(Dataset items)
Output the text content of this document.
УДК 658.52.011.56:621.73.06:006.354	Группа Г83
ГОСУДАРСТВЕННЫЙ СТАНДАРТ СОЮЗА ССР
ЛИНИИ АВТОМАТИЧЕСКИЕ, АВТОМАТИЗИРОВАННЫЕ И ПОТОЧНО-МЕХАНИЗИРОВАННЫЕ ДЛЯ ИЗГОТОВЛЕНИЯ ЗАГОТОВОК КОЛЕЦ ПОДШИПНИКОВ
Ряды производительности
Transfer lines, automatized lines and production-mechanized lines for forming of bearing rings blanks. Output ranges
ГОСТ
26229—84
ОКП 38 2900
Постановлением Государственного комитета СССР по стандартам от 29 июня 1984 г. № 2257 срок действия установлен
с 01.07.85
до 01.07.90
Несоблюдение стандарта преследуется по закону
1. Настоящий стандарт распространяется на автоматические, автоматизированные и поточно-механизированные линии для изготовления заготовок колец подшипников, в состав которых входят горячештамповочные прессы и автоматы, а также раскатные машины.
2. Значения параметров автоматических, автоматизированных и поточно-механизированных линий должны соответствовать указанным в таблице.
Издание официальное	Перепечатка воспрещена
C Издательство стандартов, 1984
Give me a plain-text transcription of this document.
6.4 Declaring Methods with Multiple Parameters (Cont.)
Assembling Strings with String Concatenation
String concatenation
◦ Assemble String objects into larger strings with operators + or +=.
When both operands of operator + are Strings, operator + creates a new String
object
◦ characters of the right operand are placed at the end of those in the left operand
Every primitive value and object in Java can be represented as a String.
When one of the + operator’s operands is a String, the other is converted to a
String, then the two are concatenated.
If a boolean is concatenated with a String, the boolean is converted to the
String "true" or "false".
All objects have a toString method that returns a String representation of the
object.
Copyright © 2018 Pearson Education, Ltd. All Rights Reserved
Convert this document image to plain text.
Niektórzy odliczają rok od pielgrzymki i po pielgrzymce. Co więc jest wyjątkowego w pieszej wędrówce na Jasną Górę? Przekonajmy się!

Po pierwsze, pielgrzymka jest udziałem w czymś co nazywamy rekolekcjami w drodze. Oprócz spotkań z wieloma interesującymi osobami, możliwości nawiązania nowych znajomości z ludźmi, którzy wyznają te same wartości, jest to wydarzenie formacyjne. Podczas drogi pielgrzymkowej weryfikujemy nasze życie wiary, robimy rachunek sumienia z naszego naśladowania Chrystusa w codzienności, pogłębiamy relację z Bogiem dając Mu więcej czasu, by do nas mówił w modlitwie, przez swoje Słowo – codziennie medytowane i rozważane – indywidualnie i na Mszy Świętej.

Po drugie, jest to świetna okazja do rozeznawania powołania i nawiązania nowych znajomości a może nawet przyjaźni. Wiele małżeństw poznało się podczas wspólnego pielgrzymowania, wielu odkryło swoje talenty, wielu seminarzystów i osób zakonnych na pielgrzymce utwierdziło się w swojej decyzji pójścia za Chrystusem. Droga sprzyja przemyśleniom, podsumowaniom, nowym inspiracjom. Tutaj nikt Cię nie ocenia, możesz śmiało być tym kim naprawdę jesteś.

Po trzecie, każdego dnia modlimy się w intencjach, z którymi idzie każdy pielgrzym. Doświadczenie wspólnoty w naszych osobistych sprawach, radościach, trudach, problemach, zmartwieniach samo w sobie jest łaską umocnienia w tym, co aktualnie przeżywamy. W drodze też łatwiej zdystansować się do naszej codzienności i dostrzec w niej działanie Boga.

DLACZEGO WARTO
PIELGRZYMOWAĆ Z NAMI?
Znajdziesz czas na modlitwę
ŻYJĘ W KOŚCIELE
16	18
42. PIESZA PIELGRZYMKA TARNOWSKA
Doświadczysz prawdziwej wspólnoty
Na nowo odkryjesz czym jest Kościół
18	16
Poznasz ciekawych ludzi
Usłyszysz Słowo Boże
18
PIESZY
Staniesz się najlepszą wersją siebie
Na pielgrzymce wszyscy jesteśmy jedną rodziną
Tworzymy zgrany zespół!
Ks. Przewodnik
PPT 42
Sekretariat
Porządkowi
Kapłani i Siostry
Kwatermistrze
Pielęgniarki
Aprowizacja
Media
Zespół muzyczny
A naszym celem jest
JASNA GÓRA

--- GIVEN EXERCISE ---
Give an exact copy of all the data shown above.

--- ANSWER TO THIS TASK ---
Output the text content of this document.
УДК 658.52.011.56:621.73.06:006.354	Группа Г83
ГОСУДАРСТВЕННЫЙ СТАНДАРТ СОЮЗА ССР
ЛИНИИ АВТОМАТИЧЕСКИЕ, АВТОМАТИЗИРОВАННЫЕ И ПОТОЧНО-МЕХАНИЗИРОВАННЫЕ ДЛЯ ИЗГОТОВЛЕНИЯ ЗАГОТОВОК КОЛЕЦ ПОДШИПНИКОВ
Ряды производительности
Transfer lines, automatized lines and production-mechanized lines for forming of bearing rings blanks. Output ranges
ГОСТ
26229—84
ОКП 38 2900
Постановлением Государственного комитета СССР по стандартам от 29 июня 1984 г. № 2257 срок действия установлен
с 01.07.85
до 01.07.90
Несоблюдение стандарта преследуется по закону
1. Настоящий стандарт распространяется на автоматические, автоматизированные и поточно-механизированные линии для изготовления заготовок колец подшипников, в состав которых входят горячештамповочные прессы и автоматы, а также раскатные машины.
2. Значения параметров автоматических, автоматизированных и поточно-механизированных линий должны соответствовать указанным в таблице.
Издание официальное	Перепечатка воспрещена
C Издательство стандартов, 1984
Give me a plain-text transcription of this document.
6.4 Declaring Methods with Multiple Parameters (Cont.)
Assembling Strings with String Concatenation
String concatenation
◦ Assemble String objects into larger strings with operators + or +=.
When both operands of operator + are Strings, operator + creates a new String
object
◦ characters of the right operand are placed at the end of those in the left operand
Every primitive value and object in Java can be represented as a String.
When one of the + operator’s operands is a String, the other is converted to a
String, then the two are concatenated.
If a boolean is concatenated with a String, the boolean is converted to the
String "true" or "false".
All objects have a toString method that returns a String representation of the
object.
Copyright © 2018 Pearson Education, Ltd. All Rights Reserved
Convert this document image to plain text.
Niektórzy odliczają rok od pielgrzymki i po pielgrzymce. Co więc jest wyjątkowego w pieszej wędrówce na Jasną Górę? Przekonajmy się!

Po pierwsze, pielgrzymka jest udziałem w czymś co nazywamy rekolekcjami w drodze. Oprócz spotkań z wieloma interesującymi osobami, możliwości nawiązania nowych znajomości z ludźmi, którzy wyznają te same wartości, jest to wydarzenie formacyjne. Podczas drogi pielgrzymkowej weryfikujemy nasze życie wiary, robimy rachunek sumienia z naszego naśladowania Chrystusa w codzienności, pogłębiamy relację z Bogiem dając Mu więcej czasu, by do nas mówił w modlitwie, przez swoje Słowo – codziennie medytowane i rozważane – indywidualnie i na Mszy Świętej.

Po drugie, jest to świetna okazja do rozeznawania powołania i nawiązania nowych znajomości a może nawet przyjaźni. Wiele małżeństw poznało się podczas wspólnego pielgrzymowania, wielu odkryło swoje talenty, wielu seminarzystów i osób zakonnych na pielgrzymce utwierdziło się w swojej decyzji pójścia za Chrystusem. Droga sprzyja przemyśleniom, podsumowaniom, nowym inspiracjom. Tutaj nikt Cię nie ocenia, możesz śmiało być tym kim naprawdę jesteś.

Po trzecie, każdego dnia modlimy się w intencjach, z którymi idzie każdy pielgrzym. Doświadczenie wspólnoty w naszych osobistych sprawach, radościach, trudach, problemach, zmartwieniach samo w sobie jest łaską umocnienia w tym, co aktualnie przeżywamy. W drodze też łatwiej zdystansować się do naszej codzienności i dostrzec w niej działanie Boga.

DLACZEGO WARTO
PIELGRZYMOWAĆ Z NAMI?
Znajdziesz czas na modlitwę
ŻYJĘ W KOŚCIELE
16	18
42. PIESZA PIELGRZYMKA TARNOWSKA
Doświadczysz prawdziwej wspólnoty
Na nowo odkryjesz czym jest Kościół
18	16
Poznasz ciekawych ludzi
Usłyszysz Słowo Boże
18
PIESZY
Staniesz się najlepszą wersją siebie
Na pielgrzymce wszyscy jesteśmy jedną rodziną
Tworzymy zgrany zespół!
Ks. Przewodnik
PPT 42
Sekretariat
Porządkowi
Kapłani i Siostry
Kwatermistrze
Pielęgniarki
Aprowizacja
Media
Zespół muzyczny
A naszym celem jest
JASNA GÓRA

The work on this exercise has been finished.